§ **THE REQUEST**
Gather every row below that contains the string "precip", copying each one in full. Case counts, so a row matches only if its letters are uppercase and lowercase in the same places as that string.

§ **DATA LISTING**
════════
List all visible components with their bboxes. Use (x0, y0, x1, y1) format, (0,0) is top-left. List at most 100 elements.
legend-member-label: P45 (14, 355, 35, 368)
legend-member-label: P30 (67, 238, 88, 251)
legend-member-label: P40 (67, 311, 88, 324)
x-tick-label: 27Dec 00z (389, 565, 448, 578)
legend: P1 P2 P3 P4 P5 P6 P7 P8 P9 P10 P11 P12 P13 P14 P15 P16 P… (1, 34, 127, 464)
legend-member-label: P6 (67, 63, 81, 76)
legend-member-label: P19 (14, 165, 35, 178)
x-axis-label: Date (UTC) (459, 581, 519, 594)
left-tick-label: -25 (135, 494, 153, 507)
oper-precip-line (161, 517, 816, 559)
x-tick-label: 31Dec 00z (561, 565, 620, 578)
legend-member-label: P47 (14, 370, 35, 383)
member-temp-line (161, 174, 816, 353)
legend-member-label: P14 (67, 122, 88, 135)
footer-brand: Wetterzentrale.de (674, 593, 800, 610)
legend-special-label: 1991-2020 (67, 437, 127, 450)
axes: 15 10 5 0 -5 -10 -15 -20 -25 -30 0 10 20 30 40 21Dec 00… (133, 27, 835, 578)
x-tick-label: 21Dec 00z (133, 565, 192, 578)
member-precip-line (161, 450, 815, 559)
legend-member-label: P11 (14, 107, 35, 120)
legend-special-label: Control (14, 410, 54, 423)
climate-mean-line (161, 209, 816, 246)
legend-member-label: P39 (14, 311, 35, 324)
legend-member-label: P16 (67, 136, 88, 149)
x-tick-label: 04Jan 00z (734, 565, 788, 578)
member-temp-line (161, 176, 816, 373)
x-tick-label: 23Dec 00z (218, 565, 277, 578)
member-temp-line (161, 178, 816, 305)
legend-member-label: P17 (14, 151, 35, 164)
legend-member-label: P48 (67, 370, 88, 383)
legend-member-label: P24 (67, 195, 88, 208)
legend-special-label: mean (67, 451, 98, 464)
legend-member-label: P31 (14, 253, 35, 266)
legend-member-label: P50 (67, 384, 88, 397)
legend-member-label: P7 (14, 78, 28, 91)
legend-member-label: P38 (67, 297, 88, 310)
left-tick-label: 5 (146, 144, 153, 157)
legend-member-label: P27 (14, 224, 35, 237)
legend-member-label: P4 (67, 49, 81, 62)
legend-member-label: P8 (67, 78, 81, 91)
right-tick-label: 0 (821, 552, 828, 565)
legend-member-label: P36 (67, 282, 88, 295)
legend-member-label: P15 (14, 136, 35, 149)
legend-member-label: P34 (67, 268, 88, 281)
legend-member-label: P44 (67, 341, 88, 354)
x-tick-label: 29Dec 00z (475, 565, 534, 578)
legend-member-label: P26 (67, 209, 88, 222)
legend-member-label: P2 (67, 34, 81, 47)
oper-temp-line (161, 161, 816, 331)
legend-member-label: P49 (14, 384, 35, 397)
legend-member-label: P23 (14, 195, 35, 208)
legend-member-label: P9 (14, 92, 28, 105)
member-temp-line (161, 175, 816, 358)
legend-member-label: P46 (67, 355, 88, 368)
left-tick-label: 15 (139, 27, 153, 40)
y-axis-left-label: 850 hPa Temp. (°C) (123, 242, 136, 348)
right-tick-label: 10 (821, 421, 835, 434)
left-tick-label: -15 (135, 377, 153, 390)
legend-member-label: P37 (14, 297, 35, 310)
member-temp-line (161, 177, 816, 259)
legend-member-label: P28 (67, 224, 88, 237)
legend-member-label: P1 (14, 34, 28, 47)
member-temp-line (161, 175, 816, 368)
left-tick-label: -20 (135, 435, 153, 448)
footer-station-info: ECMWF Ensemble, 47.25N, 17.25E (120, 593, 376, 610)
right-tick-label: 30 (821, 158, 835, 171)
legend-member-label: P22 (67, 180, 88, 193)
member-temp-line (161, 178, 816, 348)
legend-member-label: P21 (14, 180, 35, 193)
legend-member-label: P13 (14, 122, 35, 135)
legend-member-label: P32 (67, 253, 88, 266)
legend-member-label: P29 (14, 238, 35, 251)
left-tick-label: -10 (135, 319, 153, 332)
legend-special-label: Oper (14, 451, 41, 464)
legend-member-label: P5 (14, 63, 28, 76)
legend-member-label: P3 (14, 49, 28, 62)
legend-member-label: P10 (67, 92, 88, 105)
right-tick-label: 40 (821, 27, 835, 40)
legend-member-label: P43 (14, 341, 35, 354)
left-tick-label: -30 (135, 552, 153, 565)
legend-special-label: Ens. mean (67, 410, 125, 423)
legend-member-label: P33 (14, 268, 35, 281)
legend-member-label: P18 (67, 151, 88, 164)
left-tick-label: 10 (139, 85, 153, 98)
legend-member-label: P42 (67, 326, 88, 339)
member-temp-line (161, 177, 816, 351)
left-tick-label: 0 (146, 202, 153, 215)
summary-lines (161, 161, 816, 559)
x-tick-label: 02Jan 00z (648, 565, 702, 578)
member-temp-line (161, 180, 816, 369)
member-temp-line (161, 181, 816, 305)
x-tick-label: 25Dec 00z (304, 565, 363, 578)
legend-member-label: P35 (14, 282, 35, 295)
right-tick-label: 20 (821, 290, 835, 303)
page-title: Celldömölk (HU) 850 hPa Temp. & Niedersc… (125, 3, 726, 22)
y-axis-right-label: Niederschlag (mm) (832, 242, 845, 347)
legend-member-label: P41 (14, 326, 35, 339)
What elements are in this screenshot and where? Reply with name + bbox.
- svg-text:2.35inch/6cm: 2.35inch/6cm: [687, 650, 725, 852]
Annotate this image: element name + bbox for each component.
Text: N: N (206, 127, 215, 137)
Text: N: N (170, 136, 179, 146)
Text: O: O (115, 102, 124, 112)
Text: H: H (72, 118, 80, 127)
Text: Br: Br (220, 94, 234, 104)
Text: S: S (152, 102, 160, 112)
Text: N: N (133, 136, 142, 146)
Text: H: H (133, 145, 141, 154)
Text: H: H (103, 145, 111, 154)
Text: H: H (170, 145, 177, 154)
════════
§ **ANSWER TO THE TASK**
oper-precip-line (161, 517, 816, 559)
member-precip-line (161, 450, 815, 559)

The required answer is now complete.